## Start Listed records

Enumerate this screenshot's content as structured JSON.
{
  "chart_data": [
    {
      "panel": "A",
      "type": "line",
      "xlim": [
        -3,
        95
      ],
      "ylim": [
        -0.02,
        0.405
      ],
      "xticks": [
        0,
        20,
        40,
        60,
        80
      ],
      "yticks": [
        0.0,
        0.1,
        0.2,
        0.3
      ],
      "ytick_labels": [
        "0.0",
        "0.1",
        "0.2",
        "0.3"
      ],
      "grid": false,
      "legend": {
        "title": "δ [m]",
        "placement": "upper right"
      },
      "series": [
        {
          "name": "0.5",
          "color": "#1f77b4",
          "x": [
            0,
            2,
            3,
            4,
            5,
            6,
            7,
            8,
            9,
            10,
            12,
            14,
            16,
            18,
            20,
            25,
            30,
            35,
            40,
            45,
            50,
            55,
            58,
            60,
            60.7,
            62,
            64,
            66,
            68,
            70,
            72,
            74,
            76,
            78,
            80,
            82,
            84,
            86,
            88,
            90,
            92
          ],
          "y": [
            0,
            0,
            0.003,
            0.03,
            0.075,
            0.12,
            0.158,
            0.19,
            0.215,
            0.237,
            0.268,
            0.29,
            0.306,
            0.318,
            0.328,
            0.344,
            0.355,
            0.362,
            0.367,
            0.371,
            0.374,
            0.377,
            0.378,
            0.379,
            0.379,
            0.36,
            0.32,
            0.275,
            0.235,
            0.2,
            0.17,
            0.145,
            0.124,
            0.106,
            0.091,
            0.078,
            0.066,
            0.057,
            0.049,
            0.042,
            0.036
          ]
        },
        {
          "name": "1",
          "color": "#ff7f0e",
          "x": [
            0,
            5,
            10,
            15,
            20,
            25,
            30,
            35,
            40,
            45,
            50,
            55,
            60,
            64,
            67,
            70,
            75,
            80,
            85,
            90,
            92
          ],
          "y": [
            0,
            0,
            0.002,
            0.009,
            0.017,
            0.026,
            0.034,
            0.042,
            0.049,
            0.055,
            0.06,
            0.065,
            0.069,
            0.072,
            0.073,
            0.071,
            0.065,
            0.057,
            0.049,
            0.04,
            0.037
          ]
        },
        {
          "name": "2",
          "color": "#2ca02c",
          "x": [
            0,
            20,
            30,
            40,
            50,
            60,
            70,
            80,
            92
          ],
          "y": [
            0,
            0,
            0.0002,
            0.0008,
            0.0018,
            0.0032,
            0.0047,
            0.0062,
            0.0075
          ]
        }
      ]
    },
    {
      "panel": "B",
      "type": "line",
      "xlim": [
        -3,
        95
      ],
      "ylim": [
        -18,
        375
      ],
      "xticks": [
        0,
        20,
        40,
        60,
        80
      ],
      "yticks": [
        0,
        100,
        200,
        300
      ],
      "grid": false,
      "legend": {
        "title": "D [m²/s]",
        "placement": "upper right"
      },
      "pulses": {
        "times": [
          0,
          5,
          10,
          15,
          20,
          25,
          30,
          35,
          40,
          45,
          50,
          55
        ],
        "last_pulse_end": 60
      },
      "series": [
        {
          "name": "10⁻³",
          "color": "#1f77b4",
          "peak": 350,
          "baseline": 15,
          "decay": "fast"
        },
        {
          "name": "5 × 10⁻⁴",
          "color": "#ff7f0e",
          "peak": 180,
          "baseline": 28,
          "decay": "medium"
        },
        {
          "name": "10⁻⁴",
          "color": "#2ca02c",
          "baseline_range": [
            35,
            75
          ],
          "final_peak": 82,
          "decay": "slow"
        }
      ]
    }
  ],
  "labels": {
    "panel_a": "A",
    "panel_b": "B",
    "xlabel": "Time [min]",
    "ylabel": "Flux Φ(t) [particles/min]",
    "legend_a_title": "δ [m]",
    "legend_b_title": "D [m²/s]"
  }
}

## End Listed records

▶ **Written instruction**
Make an exact copy of the records.

▶ **Task solution**
Enumerate this screenshot's content as structured JSON.
{
  "chart_data": [
    {
      "panel": "A",
      "type": "line",
      "xlim": [
        -3,
        95
      ],
      "ylim": [
        -0.02,
        0.405
      ],
      "xticks": [
        0,
        20,
        40,
        60,
        80
      ],
      "yticks": [
        0.0,
        0.1,
        0.2,
        0.3
      ],
      "ytick_labels": [
        "0.0",
        "0.1",
        "0.2",
        "0.3"
      ],
      "grid": false,
      "legend": {
        "title": "δ [m]",
        "placement": "upper right"
      },
      "series": [
        {
          "name": "0.5",
          "color": "#1f77b4",
          "x": [
            0,
            2,
            3,
            4,
            5,
            6,
            7,
            8,
            9,
            10,
            12,
            14,
            16,
            18,
            20,
            25,
            30,
            35,
            40,
            45,
            50,
            55,
            58,
            60,
            60.7,
            62,
            64,
            66,
            68,
            70,
            72,
            74,
            76,
            78,
            80,
            82,
            84,
            86,
            88,
            90,
            92
          ],
          "y": [
            0,
            0,
            0.003,
            0.03,
            0.075,
            0.12,
            0.158,
            0.19,
            0.215,
            0.237,
            0.268,
            0.29,
            0.306,
            0.318,
            0.328,
            0.344,
            0.355,
            0.362,
            0.367,
            0.371,
            0.374,
            0.377,
            0.378,
            0.379,
            0.379,
            0.36,
            0.32,
            0.275,
            0.235,
            0.2,
            0.17,
            0.145,
            0.124,
            0.106,
            0.091,
            0.078,
            0.066,
            0.057,
            0.049,
            0.042,
            0.036
          ]
        },
        {
          "name": "1",
          "color": "#ff7f0e",
          "x": [
            0,
            5,
            10,
            15,
            20,
            25,
            30,
            35,
            40,
            45,
            50,
            55,
            60,
            64,
            67,
            70,
            75,
            80,
            85,
            90,
            92
          ],
          "y": [
            0,
            0,
            0.002,
            0.009,
            0.017,
            0.026,
            0.034,
            0.042,
            0.049,
            0.055,
            0.06,
            0.065,
            0.069,
            0.072,
            0.073,
            0.071,
            0.065,
            0.057,
            0.049,
            0.04,
            0.037
          ]
        },
        {
          "name": "2",
          "color": "#2ca02c",
          "x": [
            0,
            20,
            30,
            40,
            50,
            60,
            70,
            80,
            92
          ],
          "y": [
            0,
            0,
            0.0002,
            0.0008,
            0.0018,
            0.0032,
            0.0047,
            0.0062,
            0.0075
          ]
        }
      ]
    },
    {
      "panel": "B",
      "type": "line",
      "xlim": [
        -3,
        95
      ],
      "ylim": [
        -18,
        375
      ],
      "xticks": [
        0,
        20,
        40,
        60,
        80
      ],
      "yticks": [
        0,
        100,
        200,
        300
      ],
      "grid": false,
      "legend": {
        "title": "D [m²/s]",
        "placement": "upper right"
      },
      "pulses": {
        "times": [
          0,
          5,
          10,
          15,
          20,
          25,
          30,
          35,
          40,
          45,
          50,
          55
        ],
        "last_pulse_end": 60
      },
      "series": [
        {
          "name": "10⁻³",
          "color": "#1f77b4",
          "peak": 350,
          "baseline": 15,
          "decay": "fast"
        },
        {
          "name": "5 × 10⁻⁴",
          "color": "#ff7f0e",
          "peak": 180,
          "baseline": 28,
          "decay": "medium"
        },
        {
          "name": "10⁻⁴",
          "color": "#2ca02c",
          "baseline_range": [
            35,
            75
          ],
          "final_peak": 82,
          "decay": "slow"
        }
      ]
    }
  ],
  "labels": {
    "panel_a": "A",
    "panel_b": "B",
    "xlabel": "Time [min]",
    "ylabel": "Flux Φ(t) [particles/min]",
    "legend_a_title": "δ [m]",
    "legend_b_title": "D [m²/s]"
  }
}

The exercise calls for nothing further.